Никто не желает courir le risque,[1245] ибо это большое произведение — 100 страниц и более, с иллюстрациями Гончаровой, и издавать его нужно по большому счету.
Признана и отвергнута.
Будь я одна на свете, я молча пошла бы ко дну — от сознания полной невиновности и исполненного долга. С самого раннего детства я делала больше, чем могла.
_________
Что мне нужно, о чем я прошу Вас, милостивая государыня, пожалуйста: месячное вспомоществование, сколь бы малым оно ни было. То, что приходит, и на что, сколь бы малым ово ни было, можно рассчитывать — сколь бы недолго оно ни длилось.
Это особенно трудный год. Муж занимается кинематографией (кинооператор — как же это по-немецки? prises de vues[1246]) — занимается всерьез и с явным успехом, хорошее место ему обеспечено, правда, не раньше чем через 6–8 месяцев. Моя дочь — вторая в рисовальной школе («Arts et Publicité»), и была бы первой, если бы не «etrangere».[1247] Но — прежде чем она начнет зарабатывать, она должна пройти курс в этой школе, да и слишком обидно было бы бросить. Странное семейство, где все так работают и никто ничего не получает.
_________
Простые люди в квартале любят нас и готовы месяцами ждать, пока мы заплатим, но все-таки это французы, у них свои заботы, и они не могут ждать бесконечно, тем более что с каждым прожитым днем наши долги увеличиваются (молоко, картофель, овощи, уголь). Газ тоже не ждет. И электричество не ждет. И «терм» (3-месячная плата за квартиру) не ждет, то есть всего лишь пять льготных дней. Что будет дальше, не знаю, продавать мне нечего — разве что книги, которые никому не нужны. На четверо человек — четыре простыни.
Милостивая государыня, если Вы можете что-нибудь сделать — сделайте что-нибудь!
Марина
Meudon (S. et О.)
2, Avenue Jeanne d'Arc
9-го марта 1931 г.
Милостивая государыня!
Как, какими словами благодарить? Вы даете мне много больше, чем я просила, я просила немного. Вы даете все — целый терм! Да еще остается, чтобы заткнуть глотку самым кричащим долгам. (Чем молчаливее кредиторы, тем громче вопят долги.) Но всего хуже, когда кредитор терпелив, тут-то и чувствуешь себя настоящим должником. Не чувство долга: чувство вины! Если бы кто-то из них стал кричать на меня, я была бы счастлива. Французы никогда не кричат на других, для русского человека (бунтаря) это тяжело. Ои сам начинает кричать.
☆ ☆ ☆ ☆ ☆
» Задание 1
Перепишите часть письма, начиная с «Милостивая государыня!» и заканчивая «сам начинает кричать.», заменив «долгам» на «счетам».
» Задание 2
Почему, согласно письму, никто не решается издать произведение? Ответьте в одном–трех предложениях.

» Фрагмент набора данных
☆ ☆ ☆ ☆ ☆
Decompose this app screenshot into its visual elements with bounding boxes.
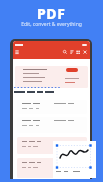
button[interactable] xyxy=(53,141,96,178)
staticText: Edit, convert & everything xyxy=(21,21,82,28)
button[interactable] xyxy=(17,137,87,154)
button[interactable] xyxy=(17,100,87,114)
button[interactable]: Convert xyxy=(66,68,78,72)
button[interactable]: Grid xyxy=(76,50,80,54)
button[interactable] xyxy=(17,117,87,133)
button[interactable]: Convert xyxy=(15,66,88,88)
staticText: PDF xyxy=(37,4,66,23)
button[interactable]: Search xyxy=(63,50,67,54)
button[interactable]: Sort xyxy=(70,50,74,54)
button[interactable]: Menu xyxy=(15,50,19,54)
button[interactable] xyxy=(17,158,87,178)
button[interactable]: More xyxy=(83,50,87,54)
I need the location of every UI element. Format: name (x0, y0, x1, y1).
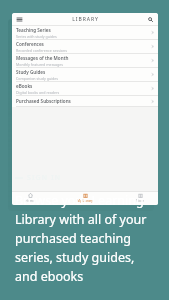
staticText: My Library (77, 199, 93, 203)
button[interactable]: More (127, 193, 153, 203)
button[interactable]: eBooks (12, 82, 158, 96)
button[interactable]: Purchased Subscriptions (12, 96, 158, 107)
staticText: Study Guides (16, 69, 46, 75)
staticText: More (136, 199, 144, 203)
staticText: Home (25, 199, 35, 203)
staticText: Monthly featured messages (16, 62, 64, 67)
button[interactable]: Messages of the Month (12, 54, 158, 68)
button[interactable]: Menu (15, 15, 24, 24)
button[interactable]: Search (146, 15, 155, 24)
staticText: Digital books and readers (16, 90, 60, 95)
staticText: Messages of the Month (16, 55, 69, 61)
staticText: Recorded conference sessions (16, 48, 67, 53)
button[interactable]: My Library (72, 193, 98, 203)
button[interactable]: Home (17, 193, 43, 203)
staticText: eBooks (16, 83, 33, 89)
button[interactable]: Teaching Series (12, 26, 158, 40)
staticText: Purchased Subscriptions (16, 98, 71, 104)
staticText: Companion study guides (16, 76, 59, 81)
staticText: LIBRARY (72, 16, 99, 23)
button[interactable]: Study Guides (12, 68, 158, 82)
staticText: Series with study guides (16, 34, 57, 39)
staticText: Browse your Learning Library with all of… (15, 192, 159, 284)
staticText: Teaching Series (16, 27, 51, 33)
staticText: Conferences (16, 41, 44, 47)
button[interactable]: Conferences (12, 40, 158, 54)
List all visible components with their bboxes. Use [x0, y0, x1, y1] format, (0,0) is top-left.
☆ ☆ ☆ ☆ ☆
» Ответ 1
Милостивая государыня!
Как, какими словами благодарить? Вы даете мне много больше, чем я просила, я просила немного. Вы даете все — целый терм! Да еще остается, чтобы заткнуть глотку самым кричащим счетам. (Чем молчаливее кредиторы, тем громче вопят долги.) Но всего хуже, когда кредитор терпелив, тут-то и чувствуешь себя настоящим должником. Не чувство долга: чувство вины! Если бы кто-то из них стал кричать на меня, я была бы счастлива. Французы никогда не кричат на других, для русского человека (бунтаря) это тяжело. Ои сам начинает кричать.

» Ответ 2
Никто не хочет рисковать, потому что это большое произведение: 100 страниц и более, с иллюстрациями Гончаровой. Издавать его нужно по большому счету.